*CHALLENGE:* From the post on migrant workers below, list every kind of London establishment that the writer says was staffed almost entirely by workers from the European mainland.

*PASSAGE PROVIDED:*
------------------------------------------------------------

10/28/2007

It's not migrant workers we should criticise

I know you don't have to go to London to understand the value this country gains from migrant workers, Indeed, here in Norfolk large elements of the economy are dependent on workers from the EU. Companies like Bernard Matthews, Kinnerton Chocolates and various others, most notably in food production and agriculture, are utterly dependent on workers from Poland and Portugal. However, I was astonished by the state of dependency on migrant workers in London.

Aside from when we went to the theatre (where all the staff appeared to be British), every bar, coffee shop, restaurant, indeed, even our hotel, was staffed almost exclusively by very well spoken, helpful and polite workers from the European mainland.

I know it must be easy for the "little England" brigades sat in rural Berkshire to moan about the influx of "foreigners", but we need to examine why it is that we now have hundreds of thousands of foreigners in this country doing jobs that British people could do, but why it is that 1.5 million British people would rather accept state benefits rather than go out to work.

The fact is that these migrant workers from the EU are not taking British workers jobs as people like to complain, in fact they do the jobs that too many British people feel are beneath them. What a terrible indictment of what our society has become that we pay people so very much to stay at home and do nothing. Then we seek to criticise those who come over here. uproot themselves from their families and friends, learn a new language and come to the UK to do jobs that British people are "too good for" .

I was reading my wife's magazine on the way home on the train yesterday and there was a story about a woman about 20 years of age. She has two children, gets £17,000 a year in benefits and was moaning that it was not enough.

It does make me wonder whether we need to be asking much more serious questions about how we have, in this country, allowed ourselves to believe that we have rights, but no responsibilities that go with them.

To my mind we should all be concerned about the fact that we can support and provide so much for so many people that care little for society, about their own self respect, and care not one jot about getting a job yet we have soldiers going out to fight for this country, who get wounded, and seem to get left with very little by the government.

Something has broken in this country, indeed in society as a whole, and it is difficult to see how it can be fixed.

6 comments:

Andrew Allison said...

Totally agree. I heard someone on the radio talking about Polish workers. He said they were twice as productive as their British couterparts. I'll give your post a link on my blog.

donpaskini said...

The main reasons why people accept benefits rather than go out to work are because they can't find a job, or they can't afford to work.

The wages which employers pay migrant workers who have no dependants are ones which it is impossible to support a family on. Could you live on a full time wage of £5.52 (or often less) per hour? (I know I would struggle to do so). Employers are going to hire people who are highly educated and are less likely to need to take time off work than someone who has been out of work for a number of years.

A lot of people on benefits have had a job, and then lost it soon afterwards because the support which helped them find a job was withdrawn and they couldn't cope with a crisis like debt or the illness of a child. This includes more than one in five lone parents.

The anecdote about the woman who gets £17,000 per year is like the stories in the tabloids about asylum seekers who get given council houses and all the rest - they are writing about it to get a negative reaction and precisely because it is unusual.

------------------------------------------------------------

*DATASET CONTENT:*
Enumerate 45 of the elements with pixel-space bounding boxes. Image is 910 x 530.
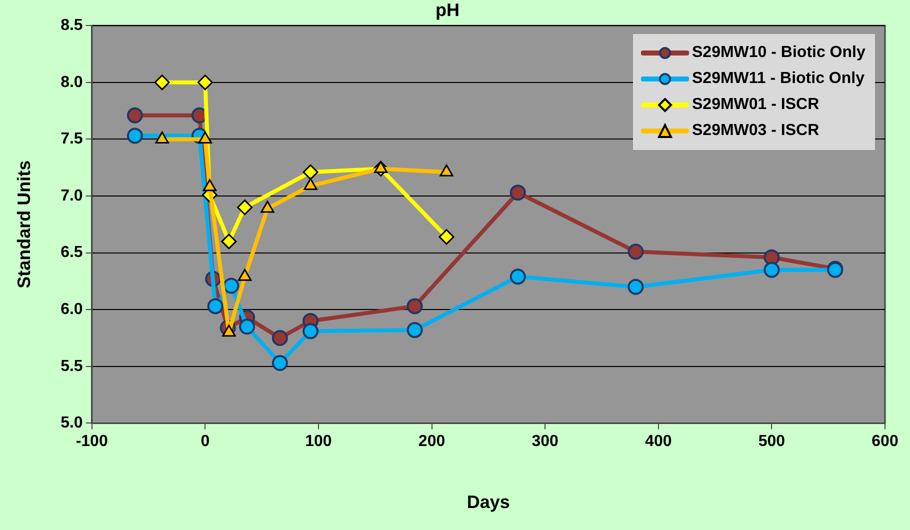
point <box>406 322 423 338</box>
point <box>154 74 170 90</box>
point <box>239 318 256 335</box>
point <box>197 74 213 90</box>
point <box>302 323 319 340</box>
point <box>510 268 526 285</box>
point <box>126 107 143 124</box>
y-tick-label: 6.5 <box>60 244 83 262</box>
x-tick-label: 400 <box>645 433 672 450</box>
point <box>628 278 644 295</box>
x-tick-label: 0 <box>200 433 210 450</box>
point <box>304 178 318 190</box>
point <box>628 244 644 260</box>
x-tick-label: 300 <box>532 433 559 450</box>
y-tick-label: 6.0 <box>60 301 83 318</box>
x-tick-label: 500 <box>758 433 786 450</box>
x-axis-title: Days <box>466 492 510 512</box>
y-tick-label: 7.0 <box>60 187 83 204</box>
y-tick-label: 5.5 <box>60 358 83 375</box>
legend-label: S29MW11 - Biotic Only <box>692 70 864 88</box>
point <box>126 128 143 144</box>
y-tick-label: 7.5 <box>60 130 83 148</box>
y-axis-title: Standard Units <box>14 160 34 288</box>
x-tick-label: 600 <box>872 433 898 450</box>
point <box>406 298 423 314</box>
legend-label: S29MW01 - ISCR <box>692 96 820 114</box>
point <box>510 184 526 201</box>
chart-title: pH <box>436 0 460 20</box>
x-tick-label: 100 <box>305 433 332 450</box>
x-tick-label: 200 <box>418 433 446 450</box>
point <box>302 164 318 180</box>
y-tick-label: 8.5 <box>60 17 83 34</box>
point <box>207 298 224 314</box>
legend-label: S29MW10 - Biotic Only <box>692 44 866 62</box>
point <box>438 229 454 245</box>
point <box>764 262 780 278</box>
y-tick-label: 5.0 <box>60 414 83 432</box>
x-tick-label: -100 <box>76 433 108 450</box>
point <box>221 234 237 250</box>
point <box>223 278 240 294</box>
point <box>272 330 288 346</box>
point <box>237 200 253 216</box>
point <box>272 354 288 371</box>
legend-label: S29MW03 - ISCR <box>692 122 820 140</box>
y-tick-label: 8.0 <box>60 74 83 91</box>
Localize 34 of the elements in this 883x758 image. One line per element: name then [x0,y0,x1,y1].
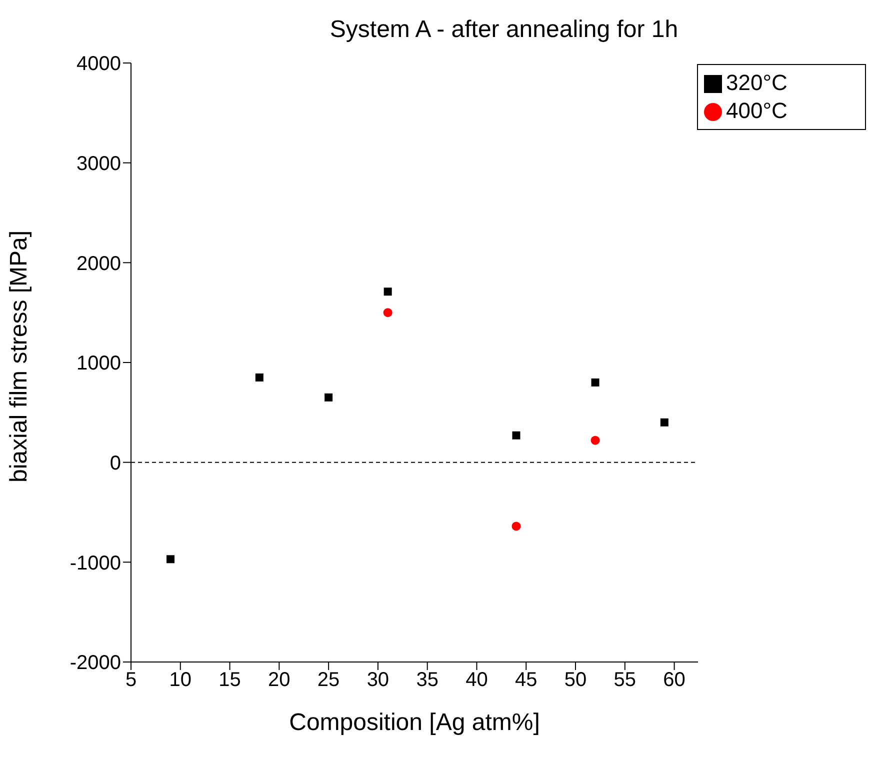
point [255,373,264,382]
x-tick-label: 15 [218,669,241,692]
x-tick-label: 55 [614,669,636,692]
y-tick-label: 1000 [76,352,121,375]
legend-label: 400°C [726,98,788,123]
x-tick-label: 30 [366,669,390,692]
x-tick-label: 10 [169,669,192,692]
x-tick-label: 45 [514,669,538,692]
legend-label: 320°C [726,70,788,95]
point [384,288,392,296]
point [166,555,175,564]
y-tick-label: 4000 [76,53,121,76]
x-tick-label: 60 [663,669,686,692]
x-tick-label: 25 [317,669,340,692]
x-tick-label: 35 [416,669,438,692]
point [324,393,333,402]
y-tick-label: -1000 [70,552,121,574]
y-tick-label: -2000 [70,652,121,674]
x-tick-label: 5 [125,669,137,692]
x-tick-label: 50 [564,669,587,692]
y-tick-label: 0 [110,452,121,474]
x-tick-label: 40 [466,669,488,692]
x-axis-title: Composition [Ag atm%] [289,709,540,736]
point [512,431,520,440]
x-tick-label: 20 [268,669,290,692]
point [512,522,521,531]
point [660,418,668,426]
point [590,436,600,445]
y-tick-label: 3000 [76,152,121,175]
y-axis-title: biaxial film stress [MPa] [6,230,33,482]
y-tick-label: 2000 [76,252,121,275]
chart-title: System A - after annealing for 1h [328,16,680,44]
point [383,308,392,318]
point [591,378,600,386]
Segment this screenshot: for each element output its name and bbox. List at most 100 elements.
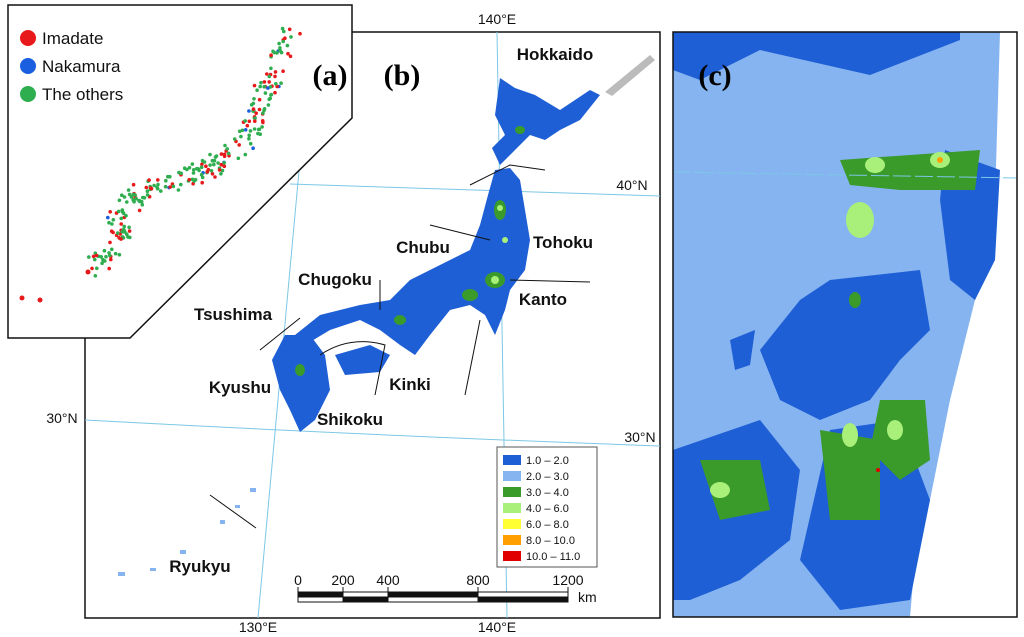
station (140, 203, 145, 207)
station (214, 154, 219, 158)
station (129, 195, 134, 199)
station (133, 193, 137, 197)
station (243, 128, 248, 132)
station (200, 180, 204, 185)
station (288, 54, 293, 59)
station (257, 97, 262, 102)
zone-high (846, 202, 874, 238)
zone-low (673, 32, 960, 80)
station (213, 175, 217, 179)
station (274, 82, 278, 86)
station (287, 27, 292, 32)
station (122, 195, 127, 199)
station (127, 229, 132, 233)
station (85, 269, 91, 275)
station (206, 167, 211, 172)
station (116, 209, 121, 214)
station (99, 254, 103, 259)
zone-mid (870, 400, 930, 480)
station (166, 174, 170, 179)
station (252, 97, 256, 101)
station (243, 152, 248, 157)
legend-dot (20, 86, 36, 102)
station (131, 182, 136, 187)
region-label: Hokkaido (517, 45, 594, 64)
station (273, 74, 277, 79)
scale-segment (297, 591, 344, 598)
station (232, 137, 237, 141)
station (259, 80, 263, 85)
station (104, 254, 108, 259)
station (93, 257, 97, 262)
graticule-label: 30°N (46, 410, 77, 426)
station (285, 43, 290, 48)
high-zones (491, 205, 508, 284)
station (222, 152, 227, 157)
station (102, 248, 107, 253)
station (159, 189, 163, 193)
station (115, 231, 120, 235)
station (219, 172, 223, 176)
parallel (84, 419, 661, 447)
station (193, 177, 198, 182)
legend-label: Nakamura (42, 57, 121, 76)
station (142, 196, 147, 200)
legend-label: 6.0 – 8.0 (526, 519, 569, 531)
region-label: Chugoku (298, 270, 372, 289)
scale-segment (297, 596, 344, 603)
zone-high (842, 423, 858, 447)
panel-label: (b) (384, 59, 421, 92)
legend-swatch (503, 519, 521, 529)
station (251, 146, 255, 150)
station-map (19, 26, 302, 303)
divider (259, 317, 301, 351)
station (212, 162, 216, 167)
station (260, 125, 264, 129)
legend-swatch (503, 471, 521, 481)
panel-label: (a) (313, 59, 348, 92)
station (187, 177, 192, 182)
legend-label: 3.0 – 4.0 (526, 487, 569, 499)
ryukyu (118, 488, 256, 576)
legend-label: 4.0 – 6.0 (526, 503, 569, 515)
scale-segment (387, 591, 479, 598)
station (152, 183, 156, 188)
station (247, 133, 251, 138)
station (266, 103, 271, 107)
station (109, 229, 114, 233)
station (199, 165, 204, 169)
station (107, 251, 111, 255)
island (730, 330, 755, 370)
station (248, 141, 253, 146)
hokkaido (492, 78, 600, 165)
station (262, 107, 267, 111)
station (197, 168, 201, 173)
station (145, 193, 150, 197)
station (298, 31, 302, 36)
station (265, 72, 269, 76)
station (240, 128, 245, 133)
parallel (289, 183, 661, 197)
station (125, 200, 129, 204)
station (117, 252, 122, 257)
station (148, 186, 153, 190)
station (134, 196, 138, 201)
station (125, 232, 129, 236)
station (256, 131, 260, 136)
station (225, 147, 229, 151)
station (132, 199, 136, 204)
station (269, 66, 273, 71)
station (147, 178, 151, 182)
station (126, 235, 130, 239)
station (252, 127, 257, 131)
station (144, 185, 149, 190)
station (127, 192, 132, 197)
graticule-label: 30°N (624, 429, 655, 445)
legend-swatch (503, 487, 521, 497)
zone-high (887, 420, 903, 440)
station (219, 152, 224, 156)
station (37, 297, 43, 303)
legend-label: 8.0 – 10.0 (526, 535, 575, 547)
station (248, 129, 253, 133)
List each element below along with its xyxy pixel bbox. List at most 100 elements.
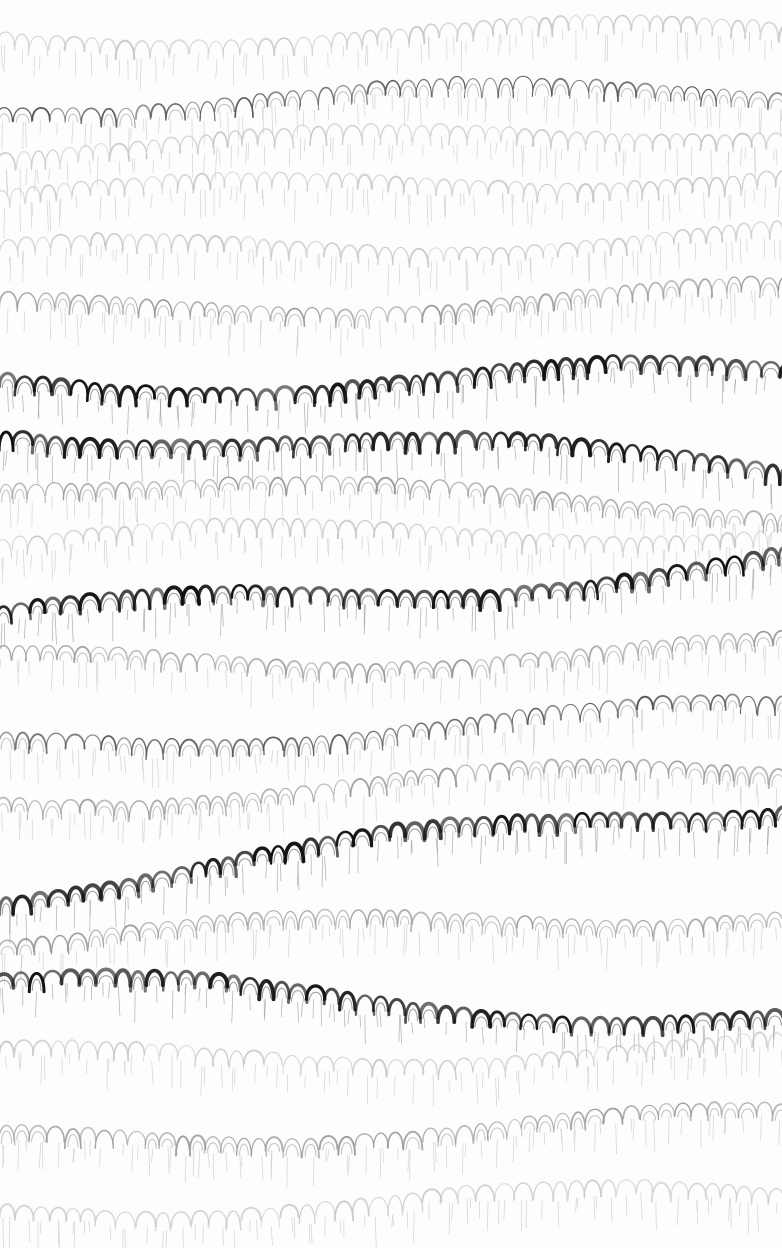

------------------------------------------------------------

*RESPONSE TO THIS TASK:*
- Bars
- Coffee shops
- Restaurants
- The hotel where the writer stayed